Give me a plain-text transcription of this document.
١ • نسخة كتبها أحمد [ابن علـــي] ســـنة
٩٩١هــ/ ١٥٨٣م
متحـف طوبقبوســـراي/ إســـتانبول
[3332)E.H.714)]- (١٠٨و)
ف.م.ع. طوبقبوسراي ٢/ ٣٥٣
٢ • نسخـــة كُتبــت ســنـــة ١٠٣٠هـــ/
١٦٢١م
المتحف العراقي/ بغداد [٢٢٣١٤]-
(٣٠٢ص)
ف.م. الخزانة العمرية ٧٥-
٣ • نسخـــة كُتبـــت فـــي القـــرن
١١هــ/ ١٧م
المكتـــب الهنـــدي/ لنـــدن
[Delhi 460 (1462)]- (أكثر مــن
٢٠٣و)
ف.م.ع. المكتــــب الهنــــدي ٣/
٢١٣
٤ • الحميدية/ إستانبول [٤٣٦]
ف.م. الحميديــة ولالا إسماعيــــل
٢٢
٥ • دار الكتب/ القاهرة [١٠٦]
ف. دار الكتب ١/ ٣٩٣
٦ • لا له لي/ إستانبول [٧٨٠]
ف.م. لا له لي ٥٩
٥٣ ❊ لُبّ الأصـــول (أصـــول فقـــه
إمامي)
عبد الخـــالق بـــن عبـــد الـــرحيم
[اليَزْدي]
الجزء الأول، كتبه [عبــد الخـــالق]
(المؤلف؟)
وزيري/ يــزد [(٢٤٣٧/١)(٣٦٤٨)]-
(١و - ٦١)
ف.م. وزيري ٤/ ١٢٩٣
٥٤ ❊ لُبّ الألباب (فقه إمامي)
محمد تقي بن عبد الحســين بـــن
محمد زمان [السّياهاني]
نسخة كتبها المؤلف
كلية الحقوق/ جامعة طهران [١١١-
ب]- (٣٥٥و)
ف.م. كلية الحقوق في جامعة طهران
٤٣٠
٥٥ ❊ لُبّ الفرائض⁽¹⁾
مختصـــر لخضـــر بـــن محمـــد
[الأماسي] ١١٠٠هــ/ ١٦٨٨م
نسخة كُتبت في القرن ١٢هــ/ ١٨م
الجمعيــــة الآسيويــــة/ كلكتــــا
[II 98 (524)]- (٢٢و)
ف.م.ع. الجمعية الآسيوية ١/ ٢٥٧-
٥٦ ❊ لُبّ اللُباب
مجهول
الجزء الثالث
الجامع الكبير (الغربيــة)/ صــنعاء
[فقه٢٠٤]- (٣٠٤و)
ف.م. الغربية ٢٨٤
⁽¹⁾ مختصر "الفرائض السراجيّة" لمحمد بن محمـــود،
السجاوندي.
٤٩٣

▶ [Written problem]:
Extract each line from the listing above, please, and repeat it exactly.

▶ [Result]:
Give me a plain-text transcription of this document.
١ • نسخة كتبها أحمد [ابن علـــي] ســـنة
٩٩١هــ/ ١٥٨٣م
متحـف طوبقبوســـراي/ إســـتانبول
[3332)E.H.714)]- (١٠٨و)
ف.م.ع. طوبقبوسراي ٢/ ٣٥٣
٢ • نسخـــة كُتبــت ســنـــة ١٠٣٠هـــ/
١٦٢١م
المتحف العراقي/ بغداد [٢٢٣١٤]-
(٣٠٢ص)
ف.م. الخزانة العمرية ٧٥-
٣ • نسخـــة كُتبـــت فـــي القـــرن
١١هــ/ ١٧م
المكتـــب الهنـــدي/ لنـــدن
[Delhi 460 (1462)]- (أكثر مــن
٢٠٣و)
ف.م.ع. المكتــــب الهنــــدي ٣/
٢١٣
٤ • الحميدية/ إستانبول [٤٣٦]
ف.م. الحميديــة ولالا إسماعيــــل
٢٢
٥ • دار الكتب/ القاهرة [١٠٦]
ف. دار الكتب ١/ ٣٩٣
٦ • لا له لي/ إستانبول [٧٨٠]
ف.م. لا له لي ٥٩
٥٣ ❊ لُبّ الأصـــول (أصـــول فقـــه
إمامي)
عبد الخـــالق بـــن عبـــد الـــرحيم
[اليَزْدي]
الجزء الأول، كتبه [عبــد الخـــالق]
(المؤلف؟)
وزيري/ يــزد [(٢٤٣٧/١)(٣٦٤٨)]-
(١و - ٦١)
ف.م. وزيري ٤/ ١٢٩٣
٥٤ ❊ لُبّ الألباب (فقه إمامي)
محمد تقي بن عبد الحســين بـــن
محمد زمان [السّياهاني]
نسخة كتبها المؤلف
كلية الحقوق/ جامعة طهران [١١١-
ب]- (٣٥٥و)
ف.م. كلية الحقوق في جامعة طهران
٤٣٠
٥٥ ❊ لُبّ الفرائض⁽¹⁾
مختصـــر لخضـــر بـــن محمـــد
[الأماسي] ١١٠٠هــ/ ١٦٨٨م
نسخة كُتبت في القرن ١٢هــ/ ١٨م
الجمعيــــة الآسيويــــة/ كلكتــــا
[II 98 (524)]- (٢٢و)
ف.م.ع. الجمعية الآسيوية ١/ ٢٥٧-
٥٦ ❊ لُبّ اللُباب
مجهول
الجزء الثالث
الجامع الكبير (الغربيــة)/ صــنعاء
[فقه٢٠٤]- (٣٠٤و)
ف.م. الغربية ٢٨٤
⁽¹⁾ مختصر "الفرائض السراجيّة" لمحمد بن محمـــود،
السجاوندي.
٤٩٣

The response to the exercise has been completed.